### REQUEST
Among the lines below, count those with "name". Give the total alone.
— Start DATA EXCERPTS —
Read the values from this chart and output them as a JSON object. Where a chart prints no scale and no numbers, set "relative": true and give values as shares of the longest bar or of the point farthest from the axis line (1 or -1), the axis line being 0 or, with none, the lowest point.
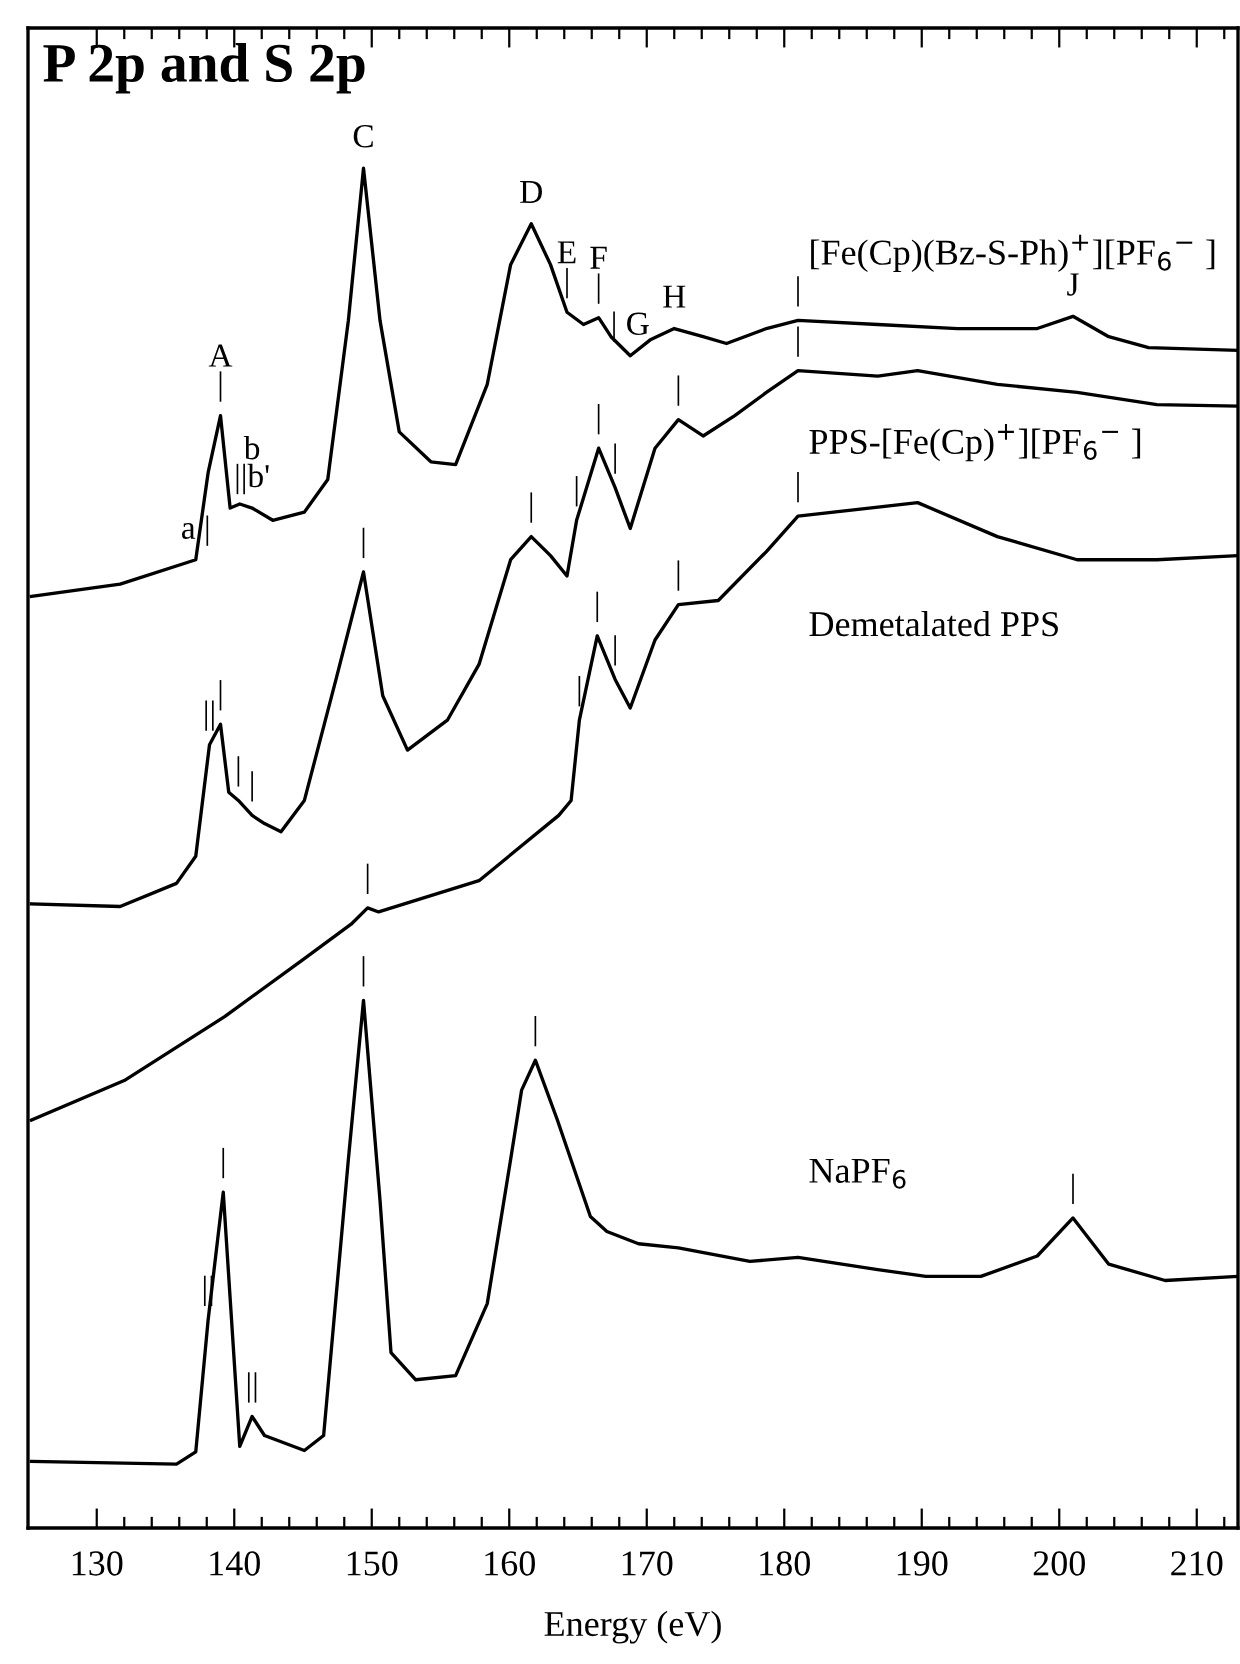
{
  "chart_data": {
    "type": "line",
    "title": "P 2p and S 2p",
    "xlabel": "Energy (eV)",
    "relative": true,
    "xlim": [
      125,
      213
    ],
    "xticks": [
      130,
      {
        "value": 132,
        "label": null
      },
      {
        "value": 134,
        "label": null
      },
      {
        "value": 136,
        "label": null
      },
      {
        "value": 138,
        "label": null
      },
      140,
      {
        "value": 142,
        "label": null
      },
      {
        "value": 144,
        "label": null
      },
      {
        "value": 146,
        "label": null
      },
      {
        "value": 148,
        "label": null
      },
      150,
      {
        "value": 152,
        "label": null
      },
      {
        "value": 154,
        "label": null
      },
      {
        "value": 156,
        "label": null
      },
      {
        "value": 158,
        "label": null
      },
      160,
      {
        "value": 162,
        "label": null
      },
      {
        "value": 164,
        "label": null
      },
      {
        "value": 166,
        "label": null
      },
      {
        "value": 168,
        "label": null
      },
      170,
      {
        "value": 172,
        "label": null
      },
      {
        "value": 174,
        "label": null
      },
      {
        "value": 176,
        "label": null
      },
      {
        "value": 178,
        "label": null
      },
      180,
      {
        "value": 182,
        "label": null
      },
      {
        "value": 184,
        "label": null
      },
      {
        "value": 186,
        "label": null
      },
      {
        "value": 188,
        "label": null
      },
      190,
      {
        "value": 192,
        "label": null
      },
      {
        "value": 194,
        "label": null
      },
      {
        "value": 196,
        "label": null
      },
      {
        "value": 198,
        "label": null
      },
      200,
      {
        "value": 202,
        "label": null
      },
      {
        "value": 204,
        "label": null
      },
      {
        "value": 206,
        "label": null
      },
      {
        "value": 208,
        "label": null
      },
      210,
      {
        "value": 212,
        "label": null
      }
    ],
    "grid": false,
    "legend": false,
    "marker": "none",
    "line_style": "solid",
    "series": [
      {
        "name": "[Fe(Cp)(Bz-S-Ph)$^{+}$][PF$_{6}$$^{−}$ ]",
        "color": "#000000",
        "x": [
          125.25,
          131.7,
          137.2,
          138.1,
          139.0,
          139.7,
          140.4,
          141.3,
          142.8,
          145.1,
          146.8,
          148.3,
          149.4,
          150.6,
          152.0,
          154.3,
          156.1,
          158.4,
          160.1,
          161.6,
          163.0,
          164.2,
          165.4,
          166.5,
          167.4,
          168.8,
          170.3,
          172.0,
          174.1,
          175.8,
          178.7,
          181.0,
          186.8,
          192.6,
          198.4,
          201.0,
          203.6,
          206.5,
          212.9
        ],
        "values": [
          0.685,
          0.694,
          0.712,
          0.776,
          0.818,
          0.75,
          0.753,
          0.75,
          0.741,
          0.747,
          0.771,
          0.888,
          1.0,
          0.888,
          0.806,
          0.784,
          0.782,
          0.841,
          0.929,
          0.959,
          0.929,
          0.894,
          0.885,
          0.89,
          0.876,
          0.862,
          0.874,
          0.882,
          0.876,
          0.871,
          0.882,
          0.888,
          0.885,
          0.882,
          0.882,
          0.891,
          0.876,
          0.868,
          0.866
        ]
      },
      {
        "name": "PPS-[Fe(Cp)$^{+}$][PF$_{6}$$^{−}$ ]",
        "color": "#000000",
        "x": [
          125.25,
          131.7,
          135.8,
          137.2,
          138.2,
          139.0,
          139.6,
          140.3,
          141.3,
          142.2,
          143.4,
          145.1,
          147.4,
          149.4,
          150.8,
          152.6,
          155.5,
          157.8,
          160.1,
          161.6,
          163.0,
          164.2,
          164.9,
          166.5,
          167.7,
          168.8,
          170.6,
          172.3,
          174.1,
          176.4,
          178.7,
          181.0,
          186.8,
          189.7,
          195.5,
          201.3,
          207.1,
          212.9
        ],
        "values": [
          0.459,
          0.457,
          0.474,
          0.494,
          0.576,
          0.591,
          0.541,
          0.535,
          0.524,
          0.518,
          0.512,
          0.535,
          0.624,
          0.703,
          0.612,
          0.572,
          0.594,
          0.635,
          0.712,
          0.729,
          0.715,
          0.7,
          0.741,
          0.794,
          0.765,
          0.735,
          0.794,
          0.815,
          0.803,
          0.818,
          0.835,
          0.851,
          0.847,
          0.851,
          0.841,
          0.835,
          0.826,
          0.825
        ]
      },
      {
        "name": "Demetalated PPS",
        "color": "#000000",
        "x": [
          125.25,
          132.0,
          139.3,
          145.0,
          148.5,
          149.7,
          150.5,
          157.8,
          163.6,
          164.5,
          165.1,
          166.4,
          167.7,
          168.8,
          170.6,
          172.3,
          175.2,
          178.7,
          181.0,
          189.7,
          195.5,
          201.3,
          207.1,
          212.9
        ],
        "values": [
          0.3,
          0.329,
          0.376,
          0.418,
          0.444,
          0.456,
          0.453,
          0.476,
          0.524,
          0.535,
          0.594,
          0.656,
          0.624,
          0.603,
          0.653,
          0.679,
          0.682,
          0.718,
          0.744,
          0.754,
          0.729,
          0.712,
          0.712,
          0.715
        ]
      },
      {
        "name": "NaPF$_{6}$",
        "color": "#000000",
        "x": [
          125.25,
          135.8,
          137.2,
          138.1,
          139.2,
          140.4,
          141.3,
          142.2,
          145.1,
          146.5,
          148.3,
          149.4,
          150.6,
          151.4,
          153.2,
          156.1,
          158.4,
          160.1,
          160.9,
          161.9,
          163.5,
          165.9,
          167.1,
          169.4,
          172.3,
          177.5,
          181.0,
          186.8,
          190.3,
          194.3,
          198.4,
          201.0,
          203.6,
          207.7,
          212.9
        ],
        "values": [
          0.049,
          0.047,
          0.056,
          0.153,
          0.247,
          0.06,
          0.082,
          0.068,
          0.057,
          0.068,
          0.271,
          0.388,
          0.241,
          0.129,
          0.109,
          0.112,
          0.165,
          0.271,
          0.322,
          0.344,
          0.3,
          0.229,
          0.218,
          0.209,
          0.206,
          0.196,
          0.199,
          0.19,
          0.185,
          0.185,
          0.2,
          0.228,
          0.194,
          0.182,
          0.185
        ]
      }
    ],
    "annotations": [
      {
        "text": "a |",
        "x": 137.2,
        "y": 0.712
      },
      {
        "text": "A\n|",
        "x": 139.0,
        "y": 0.818
      },
      {
        "text": "b\n||b'",
        "x": 141.3,
        "y": 0.75
      },
      {
        "text": "C",
        "x": 149.4,
        "y": 1.0
      },
      {
        "text": "D",
        "x": 161.6,
        "y": 0.959
      },
      {
        "text": "E\n|",
        "x": 164.2,
        "y": 0.894
      },
      {
        "text": "F\n|",
        "x": 166.5,
        "y": 0.89
      },
      {
        "text": "| G",
        "x": 168.8,
        "y": 0.862
      },
      {
        "text": "H",
        "x": 172.0,
        "y": 0.882
      },
      {
        "text": "|",
        "x": 181.0,
        "y": 0.888
      },
      {
        "text": "J",
        "x": 201.0,
        "y": 0.891
      },
      {
        "text": "||",
        "x": 138.2,
        "y": 0.576
      },
      {
        "text": "|",
        "x": 139.0,
        "y": 0.591
      },
      {
        "text": "|",
        "x": 140.3,
        "y": 0.535
      },
      {
        "text": "|",
        "x": 141.3,
        "y": 0.524
      },
      {
        "text": "|",
        "x": 149.4,
        "y": 0.703
      },
      {
        "text": "|",
        "x": 161.6,
        "y": 0.729
      },
      {
        "text": "|",
        "x": 164.9,
        "y": 0.741
      },
      {
        "text": "|",
        "x": 166.5,
        "y": 0.794
      },
      {
        "text": "|",
        "x": 167.7,
        "y": 0.765
      },
      {
        "text": "|",
        "x": 172.3,
        "y": 0.815
      },
      {
        "text": "|",
        "x": 181.0,
        "y": 0.851
      },
      {
        "text": "|",
        "x": 149.7,
        "y": 0.456
      },
      {
        "text": "|",
        "x": 165.1,
        "y": 0.594
      },
      {
        "text": "|",
        "x": 166.4,
        "y": 0.656
      },
      {
        "text": "|",
        "x": 167.7,
        "y": 0.624
      },
      {
        "text": "|",
        "x": 172.3,
        "y": 0.679
      },
      {
        "text": "|",
        "x": 181.0,
        "y": 0.744
      },
      {
        "text": "||",
        "x": 138.1,
        "y": 0.153
      },
      {
        "text": "|",
        "x": 139.2,
        "y": 0.247
      },
      {
        "text": "||",
        "x": 141.3,
        "y": 0.082
      },
      {
        "text": "|",
        "x": 149.4,
        "y": 0.388
      },
      {
        "text": "|",
        "x": 161.9,
        "y": 0.344
      },
      {
        "text": "|",
        "x": 201.0,
        "y": 0.228
      }
    ]
  }
}
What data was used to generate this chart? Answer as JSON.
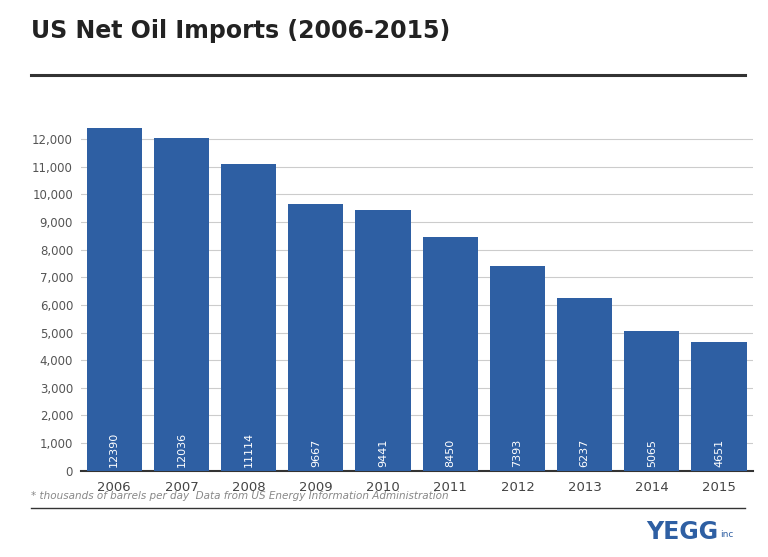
{
  "title": "US Net Oil Imports (2006-2015)",
  "years": [
    2006,
    2007,
    2008,
    2009,
    2010,
    2011,
    2012,
    2013,
    2014,
    2015
  ],
  "values": [
    12390,
    12036,
    11114,
    9667,
    9441,
    8450,
    7393,
    6237,
    5065,
    4651
  ],
  "bar_color": "#2E5FA3",
  "background_color": "#FFFFFF",
  "yticks": [
    0,
    1000,
    2000,
    3000,
    4000,
    5000,
    6000,
    7000,
    8000,
    9000,
    10000,
    11000,
    12000
  ],
  "ylim": [
    0,
    12600
  ],
  "footnote": "* thousands of barrels per day  Data from US Energy Information Administration",
  "footnote_color": "#888888",
  "title_color": "#222222",
  "tick_label_color": "#555555",
  "grid_color": "#CCCCCC",
  "bar_label_color": "#FFFFFF",
  "xlabel_color": "#444444",
  "yegg_text": "YEGG",
  "yegg_inc": "inc",
  "yegg_color": "#2E5FA3",
  "separator_color": "#333333"
}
— End DATA EXCERPTS —
### EXERCISE OUTPUT
4